**What the task requires**
Repeat the whole listing exactly.

**Data for this exercise**

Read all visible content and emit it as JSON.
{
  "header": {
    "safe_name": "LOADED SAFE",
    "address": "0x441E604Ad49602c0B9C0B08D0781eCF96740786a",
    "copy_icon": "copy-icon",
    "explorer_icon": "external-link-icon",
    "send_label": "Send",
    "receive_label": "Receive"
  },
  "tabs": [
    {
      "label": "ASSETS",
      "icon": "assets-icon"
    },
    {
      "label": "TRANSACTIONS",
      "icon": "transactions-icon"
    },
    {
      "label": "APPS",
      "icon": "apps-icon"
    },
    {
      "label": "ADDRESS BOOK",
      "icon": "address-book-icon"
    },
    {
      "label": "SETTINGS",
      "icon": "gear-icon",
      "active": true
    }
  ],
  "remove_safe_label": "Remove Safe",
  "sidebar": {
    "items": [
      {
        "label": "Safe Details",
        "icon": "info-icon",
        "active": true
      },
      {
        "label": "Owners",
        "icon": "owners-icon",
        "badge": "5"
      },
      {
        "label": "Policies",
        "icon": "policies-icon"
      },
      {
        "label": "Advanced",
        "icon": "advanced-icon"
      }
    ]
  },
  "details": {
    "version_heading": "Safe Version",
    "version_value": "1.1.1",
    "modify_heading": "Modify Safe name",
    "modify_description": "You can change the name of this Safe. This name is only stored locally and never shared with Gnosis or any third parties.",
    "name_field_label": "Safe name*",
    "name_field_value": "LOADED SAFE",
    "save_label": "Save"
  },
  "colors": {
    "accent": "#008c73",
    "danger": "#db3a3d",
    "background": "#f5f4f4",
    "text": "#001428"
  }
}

**Finished task**
Read all visible content and emit it as JSON.
{
  "header": {
    "safe_name": "LOADED SAFE",
    "address": "0x441E604Ad49602c0B9C0B08D0781eCF96740786a",
    "copy_icon": "copy-icon",
    "explorer_icon": "external-link-icon",
    "send_label": "Send",
    "receive_label": "Receive"
  },
  "tabs": [
    {
      "label": "ASSETS",
      "icon": "assets-icon"
    },
    {
      "label": "TRANSACTIONS",
      "icon": "transactions-icon"
    },
    {
      "label": "APPS",
      "icon": "apps-icon"
    },
    {
      "label": "ADDRESS BOOK",
      "icon": "address-book-icon"
    },
    {
      "label": "SETTINGS",
      "icon": "gear-icon",
      "active": true
    }
  ],
  "remove_safe_label": "Remove Safe",
  "sidebar": {
    "items": [
      {
        "label": "Safe Details",
        "icon": "info-icon",
        "active": true
      },
      {
        "label": "Owners",
        "icon": "owners-icon",
        "badge": "5"
      },
      {
        "label": "Policies",
        "icon": "policies-icon"
      },
      {
        "label": "Advanced",
        "icon": "advanced-icon"
      }
    ]
  },
  "details": {
    "version_heading": "Safe Version",
    "version_value": "1.1.1",
    "modify_heading": "Modify Safe name",
    "modify_description": "You can change the name of this Safe. This name is only stored locally and never shared with Gnosis or any third parties.",
    "name_field_label": "Safe name*",
    "name_field_value": "LOADED SAFE",
    "save_label": "Save"
  },
  "colors": {
    "accent": "#008c73",
    "danger": "#db3a3d",
    "background": "#f5f4f4",
    "text": "#001428"
  }
}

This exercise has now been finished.